Required task:
Output each entry that follows exactly. Images stay out.

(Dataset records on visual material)
####################

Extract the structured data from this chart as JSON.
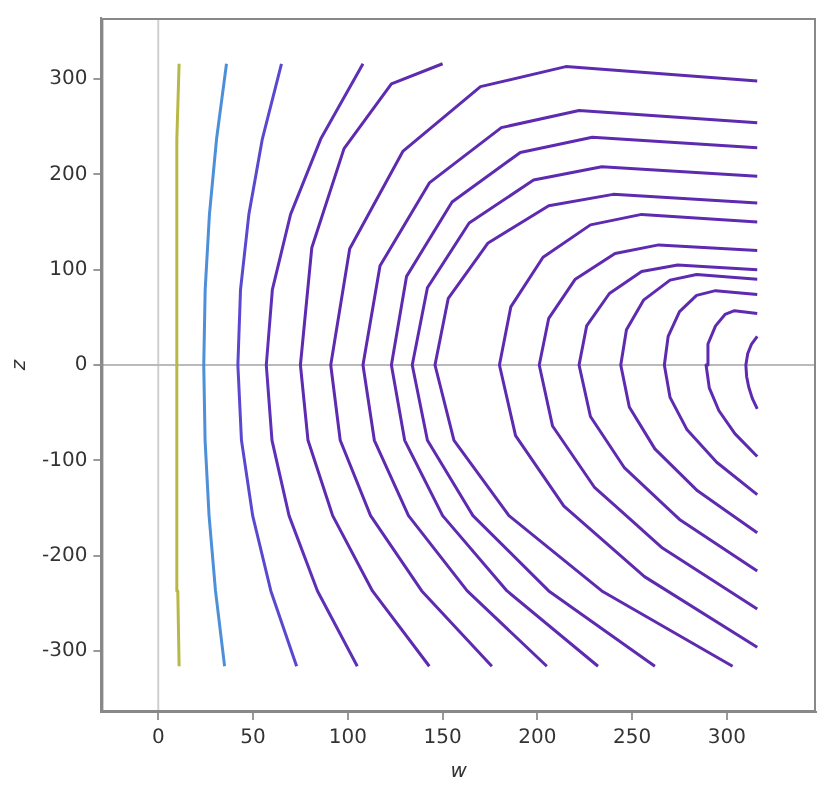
{
  "chart_data": {
    "type": "line",
    "xlabel": "w",
    "ylabel": "z",
    "xlim": [
      -30,
      347
    ],
    "ylim": [
      -364,
      364
    ],
    "xticks": [
      0,
      50,
      100,
      150,
      200,
      250,
      300
    ],
    "yticks": [
      -300,
      -200,
      -100,
      0,
      100,
      200,
      300
    ],
    "grid": false,
    "legend": false,
    "marker": "none",
    "line_style": "solid",
    "ref_lines": [
      {
        "axis": "x",
        "value": 0,
        "color": "#d0d0d0"
      },
      {
        "axis": "y",
        "value": 0,
        "color": "#bababa"
      }
    ],
    "series": [
      {
        "color": "#b8b846",
        "x": [
          11,
          10.3,
          9.9,
          9.6,
          9.5,
          9.6,
          9.9,
          10.3,
          11
        ],
        "values": [
          -316,
          -237,
          -158,
          -79,
          0,
          79,
          158,
          237,
          316
        ]
      },
      {
        "color": "#4d8fd8",
        "x": [
          35,
          30.2,
          26.8,
          24.7,
          24,
          24.75,
          27,
          30.75,
          36
        ],
        "values": [
          -316,
          -237,
          -158,
          -79,
          0,
          79,
          158,
          237,
          316
        ]
      },
      {
        "color": "#5a48d0",
        "x": [
          73,
          59.4,
          49.8,
          43.9,
          42,
          43.4,
          47.8,
          54.9,
          65
        ],
        "values": [
          -316,
          -237,
          -158,
          -79,
          0,
          79,
          158,
          237,
          316
        ]
      },
      {
        "color": "#5e30b8",
        "x": [
          105,
          84,
          69,
          60,
          57,
          60.2,
          69.8,
          85.7,
          108
        ],
        "values": [
          -316,
          -237,
          -158,
          -79,
          0,
          79,
          158,
          237,
          316
        ]
      },
      {
        "color": "#5e2bb0",
        "x": [
          143,
          113,
          92,
          79,
          75,
          81,
          98,
          123,
          150
        ],
        "values": [
          -316,
          -237,
          -158,
          -79,
          0,
          123,
          227,
          295,
          316
        ]
      },
      {
        "color": "#5e2bb0",
        "x": [
          176,
          139,
          112,
          96,
          91,
          101,
          129,
          170,
          215,
          316
        ],
        "values": [
          -316,
          -237,
          -158,
          -79,
          0,
          122,
          224,
          292,
          313,
          298
        ]
      },
      {
        "color": "#5e2bb0",
        "x": [
          205,
          163,
          132,
          114,
          108,
          117,
          143,
          181,
          222,
          316
        ],
        "values": [
          -316,
          -237,
          -158,
          -79,
          0,
          104,
          191,
          249,
          267,
          254
        ]
      },
      {
        "color": "#5e2bb0",
        "x": [
          232,
          184,
          150,
          130,
          123,
          131,
          155,
          191,
          229,
          316
        ],
        "values": [
          -316,
          -237,
          -158,
          -79,
          0,
          93,
          171,
          223,
          239,
          228
        ]
      },
      {
        "color": "#5e2bb0",
        "x": [
          262,
          206,
          166,
          142,
          134,
          142,
          164,
          198,
          234,
          316
        ],
        "values": [
          -316,
          -237,
          -158,
          -79,
          0,
          81,
          149,
          194,
          208,
          198
        ]
      },
      {
        "color": "#5e2bb0",
        "x": [
          303,
          234,
          185,
          156,
          146,
          153,
          174,
          206,
          240,
          316
        ],
        "values": [
          -316,
          -237,
          -158,
          -79,
          0,
          70,
          128,
          167,
          179,
          170
        ]
      },
      {
        "color": "#5e2bb0",
        "x": [
          316,
          256.5,
          214,
          188.5,
          180,
          186,
          203,
          228,
          255,
          316
        ],
        "values": [
          -296,
          -222,
          -148,
          -74,
          0,
          61,
          113,
          147,
          158,
          150
        ]
      },
      {
        "color": "#5e2bb0",
        "x": [
          316,
          266,
          230,
          208,
          201,
          206,
          220,
          241,
          264,
          316
        ],
        "values": [
          -256,
          -192,
          -128,
          -64,
          0,
          49,
          90,
          117,
          126,
          120
        ]
      },
      {
        "color": "#5e2bb0",
        "x": [
          316,
          275,
          246,
          228,
          222,
          226,
          238,
          255,
          274,
          316
        ],
        "values": [
          -216,
          -162,
          -108,
          -54,
          0,
          41,
          75,
          98,
          105,
          100
        ]
      },
      {
        "color": "#5e2bb0",
        "x": [
          316,
          284.5,
          262,
          248.5,
          244,
          247,
          256,
          270,
          284,
          316
        ],
        "values": [
          -176,
          -132,
          -88,
          -44,
          0,
          37,
          68,
          89,
          95,
          90
        ]
      },
      {
        "color": "#5e2bb0",
        "x": [
          316,
          294.6,
          279,
          270,
          267,
          269,
          275,
          284,
          294,
          316
        ],
        "values": [
          -136,
          -102,
          -68,
          -34,
          0,
          30,
          56,
          73,
          78,
          74
        ]
      },
      {
        "color": "#5e2bb0",
        "x": [
          316,
          304.2,
          295.8,
          290.7,
          289,
          290,
          294,
          299,
          304,
          316
        ],
        "values": [
          -96,
          -72,
          -48,
          -24,
          0,
          22,
          41,
          53,
          57,
          54
        ]
      },
      {
        "color": "#5e2bb0",
        "x": [
          316,
          313.4,
          311.5,
          310.4,
          310,
          311,
          313,
          316
        ],
        "values": [
          -46,
          -35,
          -23,
          -12,
          0,
          12,
          22,
          30
        ]
      }
    ]
  }
}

####################

Answer to the problem:
Extract the structured data from this chart as JSON.
{
  "chart_data": {
    "type": "line",
    "xlabel": "w",
    "ylabel": "z",
    "xlim": [
      -30,
      347
    ],
    "ylim": [
      -364,
      364
    ],
    "xticks": [
      0,
      50,
      100,
      150,
      200,
      250,
      300
    ],
    "yticks": [
      -300,
      -200,
      -100,
      0,
      100,
      200,
      300
    ],
    "grid": false,
    "legend": false,
    "marker": "none",
    "line_style": "solid",
    "ref_lines": [
      {
        "axis": "x",
        "value": 0,
        "color": "#d0d0d0"
      },
      {
        "axis": "y",
        "value": 0,
        "color": "#bababa"
      }
    ],
    "series": [
      {
        "color": "#b8b846",
        "x": [
          11,
          10.3,
          9.9,
          9.6,
          9.5,
          9.6,
          9.9,
          10.3,
          11
        ],
        "values": [
          -316,
          -237,
          -158,
          -79,
          0,
          79,
          158,
          237,
          316
        ]
      },
      {
        "color": "#4d8fd8",
        "x": [
          35,
          30.2,
          26.8,
          24.7,
          24,
          24.75,
          27,
          30.75,
          36
        ],
        "values": [
          -316,
          -237,
          -158,
          -79,
          0,
          79,
          158,
          237,
          316
        ]
      },
      {
        "color": "#5a48d0",
        "x": [
          73,
          59.4,
          49.8,
          43.9,
          42,
          43.4,
          47.8,
          54.9,
          65
        ],
        "values": [
          -316,
          -237,
          -158,
          -79,
          0,
          79,
          158,
          237,
          316
        ]
      },
      {
        "color": "#5e30b8",
        "x": [
          105,
          84,
          69,
          60,
          57,
          60.2,
          69.8,
          85.7,
          108
        ],
        "values": [
          -316,
          -237,
          -158,
          -79,
          0,
          79,
          158,
          237,
          316
        ]
      },
      {
        "color": "#5e2bb0",
        "x": [
          143,
          113,
          92,
          79,
          75,
          81,
          98,
          123,
          150
        ],
        "values": [
          -316,
          -237,
          -158,
          -79,
          0,
          123,
          227,
          295,
          316
        ]
      },
      {
        "color": "#5e2bb0",
        "x": [
          176,
          139,
          112,
          96,
          91,
          101,
          129,
          170,
          215,
          316
        ],
        "values": [
          -316,
          -237,
          -158,
          -79,
          0,
          122,
          224,
          292,
          313,
          298
        ]
      },
      {
        "color": "#5e2bb0",
        "x": [
          205,
          163,
          132,
          114,
          108,
          117,
          143,
          181,
          222,
          316
        ],
        "values": [
          -316,
          -237,
          -158,
          -79,
          0,
          104,
          191,
          249,
          267,
          254
        ]
      },
      {
        "color": "#5e2bb0",
        "x": [
          232,
          184,
          150,
          130,
          123,
          131,
          155,
          191,
          229,
          316
        ],
        "values": [
          -316,
          -237,
          -158,
          -79,
          0,
          93,
          171,
          223,
          239,
          228
        ]
      },
      {
        "color": "#5e2bb0",
        "x": [
          262,
          206,
          166,
          142,
          134,
          142,
          164,
          198,
          234,
          316
        ],
        "values": [
          -316,
          -237,
          -158,
          -79,
          0,
          81,
          149,
          194,
          208,
          198
        ]
      },
      {
        "color": "#5e2bb0",
        "x": [
          303,
          234,
          185,
          156,
          146,
          153,
          174,
          206,
          240,
          316
        ],
        "values": [
          -316,
          -237,
          -158,
          -79,
          0,
          70,
          128,
          167,
          179,
          170
        ]
      },
      {
        "color": "#5e2bb0",
        "x": [
          316,
          256.5,
          214,
          188.5,
          180,
          186,
          203,
          228,
          255,
          316
        ],
        "values": [
          -296,
          -222,
          -148,
          -74,
          0,
          61,
          113,
          147,
          158,
          150
        ]
      },
      {
        "color": "#5e2bb0",
        "x": [
          316,
          266,
          230,
          208,
          201,
          206,
          220,
          241,
          264,
          316
        ],
        "values": [
          -256,
          -192,
          -128,
          -64,
          0,
          49,
          90,
          117,
          126,
          120
        ]
      },
      {
        "color": "#5e2bb0",
        "x": [
          316,
          275,
          246,
          228,
          222,
          226,
          238,
          255,
          274,
          316
        ],
        "values": [
          -216,
          -162,
          -108,
          -54,
          0,
          41,
          75,
          98,
          105,
          100
        ]
      },
      {
        "color": "#5e2bb0",
        "x": [
          316,
          284.5,
          262,
          248.5,
          244,
          247,
          256,
          270,
          284,
          316
        ],
        "values": [
          -176,
          -132,
          -88,
          -44,
          0,
          37,
          68,
          89,
          95,
          90
        ]
      },
      {
        "color": "#5e2bb0",
        "x": [
          316,
          294.6,
          279,
          270,
          267,
          269,
          275,
          284,
          294,
          316
        ],
        "values": [
          -136,
          -102,
          -68,
          -34,
          0,
          30,
          56,
          73,
          78,
          74
        ]
      },
      {
        "color": "#5e2bb0",
        "x": [
          316,
          304.2,
          295.8,
          290.7,
          289,
          290,
          294,
          299,
          304,
          316
        ],
        "values": [
          -96,
          -72,
          -48,
          -24,
          0,
          22,
          41,
          53,
          57,
          54
        ]
      },
      {
        "color": "#5e2bb0",
        "x": [
          316,
          313.4,
          311.5,
          310.4,
          310,
          311,
          313,
          316
        ],
        "values": [
          -46,
          -35,
          -23,
          -12,
          0,
          12,
          22,
          30
        ]
      }
    ]
  }
}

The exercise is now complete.